* begin Input material *
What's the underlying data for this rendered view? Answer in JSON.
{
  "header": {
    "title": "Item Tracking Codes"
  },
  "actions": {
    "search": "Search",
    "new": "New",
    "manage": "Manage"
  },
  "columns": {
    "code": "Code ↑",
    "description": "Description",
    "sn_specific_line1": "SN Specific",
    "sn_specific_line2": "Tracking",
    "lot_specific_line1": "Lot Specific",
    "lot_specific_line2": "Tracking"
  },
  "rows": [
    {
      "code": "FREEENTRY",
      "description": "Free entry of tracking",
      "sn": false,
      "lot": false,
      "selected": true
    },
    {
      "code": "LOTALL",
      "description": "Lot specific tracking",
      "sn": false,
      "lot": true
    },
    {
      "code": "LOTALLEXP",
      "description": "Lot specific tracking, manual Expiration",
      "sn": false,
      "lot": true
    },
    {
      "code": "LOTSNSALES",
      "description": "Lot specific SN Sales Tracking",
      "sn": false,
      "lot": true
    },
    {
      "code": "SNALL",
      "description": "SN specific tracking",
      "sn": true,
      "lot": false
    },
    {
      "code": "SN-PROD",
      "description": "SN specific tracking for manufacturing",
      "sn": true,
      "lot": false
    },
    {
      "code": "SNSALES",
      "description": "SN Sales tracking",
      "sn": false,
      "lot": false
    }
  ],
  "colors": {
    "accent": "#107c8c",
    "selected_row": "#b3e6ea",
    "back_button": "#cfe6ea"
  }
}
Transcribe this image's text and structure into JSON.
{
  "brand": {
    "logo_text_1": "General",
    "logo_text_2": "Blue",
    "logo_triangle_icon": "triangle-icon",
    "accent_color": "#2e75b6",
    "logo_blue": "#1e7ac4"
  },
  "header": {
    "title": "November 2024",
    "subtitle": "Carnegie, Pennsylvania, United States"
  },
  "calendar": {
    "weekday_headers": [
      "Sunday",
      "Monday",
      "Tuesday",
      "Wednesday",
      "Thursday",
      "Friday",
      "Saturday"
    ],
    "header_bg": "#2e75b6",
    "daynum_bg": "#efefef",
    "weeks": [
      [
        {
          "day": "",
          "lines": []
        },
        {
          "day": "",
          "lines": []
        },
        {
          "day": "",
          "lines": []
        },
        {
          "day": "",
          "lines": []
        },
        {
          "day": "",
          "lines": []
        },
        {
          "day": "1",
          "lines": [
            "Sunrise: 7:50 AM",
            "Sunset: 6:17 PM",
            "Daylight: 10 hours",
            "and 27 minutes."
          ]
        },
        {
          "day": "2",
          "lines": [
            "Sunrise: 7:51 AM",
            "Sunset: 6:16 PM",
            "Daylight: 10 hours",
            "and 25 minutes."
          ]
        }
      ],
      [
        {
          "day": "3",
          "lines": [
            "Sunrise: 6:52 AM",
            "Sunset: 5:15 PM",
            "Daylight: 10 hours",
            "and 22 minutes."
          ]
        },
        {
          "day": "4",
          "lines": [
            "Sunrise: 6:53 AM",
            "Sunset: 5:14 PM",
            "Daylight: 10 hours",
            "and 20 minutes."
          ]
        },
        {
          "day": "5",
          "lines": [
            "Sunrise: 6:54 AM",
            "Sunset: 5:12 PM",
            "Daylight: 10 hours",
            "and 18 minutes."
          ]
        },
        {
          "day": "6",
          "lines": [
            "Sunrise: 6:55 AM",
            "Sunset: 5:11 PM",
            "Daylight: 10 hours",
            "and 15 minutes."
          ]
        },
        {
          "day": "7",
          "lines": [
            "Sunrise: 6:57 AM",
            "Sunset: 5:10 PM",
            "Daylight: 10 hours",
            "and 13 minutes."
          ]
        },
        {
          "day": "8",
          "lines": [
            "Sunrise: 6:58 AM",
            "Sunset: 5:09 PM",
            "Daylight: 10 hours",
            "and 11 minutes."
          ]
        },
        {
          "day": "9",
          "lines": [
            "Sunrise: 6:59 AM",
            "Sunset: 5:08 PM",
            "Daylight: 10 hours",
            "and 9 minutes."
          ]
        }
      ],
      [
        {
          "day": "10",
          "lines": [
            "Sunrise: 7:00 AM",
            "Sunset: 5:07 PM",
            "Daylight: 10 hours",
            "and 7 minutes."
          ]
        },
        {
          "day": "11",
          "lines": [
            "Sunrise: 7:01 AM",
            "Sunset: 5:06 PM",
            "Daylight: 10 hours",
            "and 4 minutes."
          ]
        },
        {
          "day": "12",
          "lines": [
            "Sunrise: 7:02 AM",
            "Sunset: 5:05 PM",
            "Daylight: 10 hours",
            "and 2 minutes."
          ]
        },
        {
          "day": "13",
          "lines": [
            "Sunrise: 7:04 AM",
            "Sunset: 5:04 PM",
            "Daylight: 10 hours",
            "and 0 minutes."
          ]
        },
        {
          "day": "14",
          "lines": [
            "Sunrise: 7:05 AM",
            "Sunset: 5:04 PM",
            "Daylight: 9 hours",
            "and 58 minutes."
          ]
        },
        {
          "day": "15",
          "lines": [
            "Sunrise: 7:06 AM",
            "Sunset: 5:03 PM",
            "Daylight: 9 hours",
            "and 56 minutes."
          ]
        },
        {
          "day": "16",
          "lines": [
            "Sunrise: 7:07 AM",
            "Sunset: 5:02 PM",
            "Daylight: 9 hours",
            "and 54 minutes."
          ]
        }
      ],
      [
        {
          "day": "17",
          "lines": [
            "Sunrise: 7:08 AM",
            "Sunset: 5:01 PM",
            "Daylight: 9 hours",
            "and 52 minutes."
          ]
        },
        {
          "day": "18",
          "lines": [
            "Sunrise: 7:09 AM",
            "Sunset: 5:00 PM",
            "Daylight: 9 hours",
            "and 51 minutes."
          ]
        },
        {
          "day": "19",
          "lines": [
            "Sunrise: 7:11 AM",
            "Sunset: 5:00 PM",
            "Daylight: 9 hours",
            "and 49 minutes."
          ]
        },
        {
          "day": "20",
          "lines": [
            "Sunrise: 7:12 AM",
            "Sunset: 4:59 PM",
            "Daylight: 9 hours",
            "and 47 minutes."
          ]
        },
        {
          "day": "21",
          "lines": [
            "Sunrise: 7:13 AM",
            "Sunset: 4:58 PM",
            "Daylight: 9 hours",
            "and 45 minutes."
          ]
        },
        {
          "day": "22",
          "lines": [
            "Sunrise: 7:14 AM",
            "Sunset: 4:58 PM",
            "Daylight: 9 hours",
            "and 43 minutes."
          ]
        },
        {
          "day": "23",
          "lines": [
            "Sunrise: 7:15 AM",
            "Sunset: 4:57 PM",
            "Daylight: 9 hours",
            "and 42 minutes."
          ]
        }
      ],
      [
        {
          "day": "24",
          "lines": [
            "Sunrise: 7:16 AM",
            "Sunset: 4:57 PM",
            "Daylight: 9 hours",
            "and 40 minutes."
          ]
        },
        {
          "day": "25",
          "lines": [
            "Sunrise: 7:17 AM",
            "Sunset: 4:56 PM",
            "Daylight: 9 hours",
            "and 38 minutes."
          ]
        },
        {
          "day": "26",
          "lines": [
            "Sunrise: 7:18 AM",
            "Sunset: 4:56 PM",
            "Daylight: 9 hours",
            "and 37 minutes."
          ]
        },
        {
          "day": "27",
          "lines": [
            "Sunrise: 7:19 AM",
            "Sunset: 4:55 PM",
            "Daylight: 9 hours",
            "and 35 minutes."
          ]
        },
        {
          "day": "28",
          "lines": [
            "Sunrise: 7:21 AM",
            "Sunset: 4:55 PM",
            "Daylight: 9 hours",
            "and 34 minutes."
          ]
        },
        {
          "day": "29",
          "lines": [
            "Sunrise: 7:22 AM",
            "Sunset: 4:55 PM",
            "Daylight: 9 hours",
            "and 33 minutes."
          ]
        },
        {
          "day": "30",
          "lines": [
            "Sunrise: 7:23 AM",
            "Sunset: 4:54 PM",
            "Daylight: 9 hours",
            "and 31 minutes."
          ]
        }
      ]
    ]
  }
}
* end Input material *
→ Exercise task: Return every line above in which the string "JSON" occurs.

→ Completed task:
What's the underlying data for this rendered view? Answer in JSON.
Transcribe this image's text and structure into JSON.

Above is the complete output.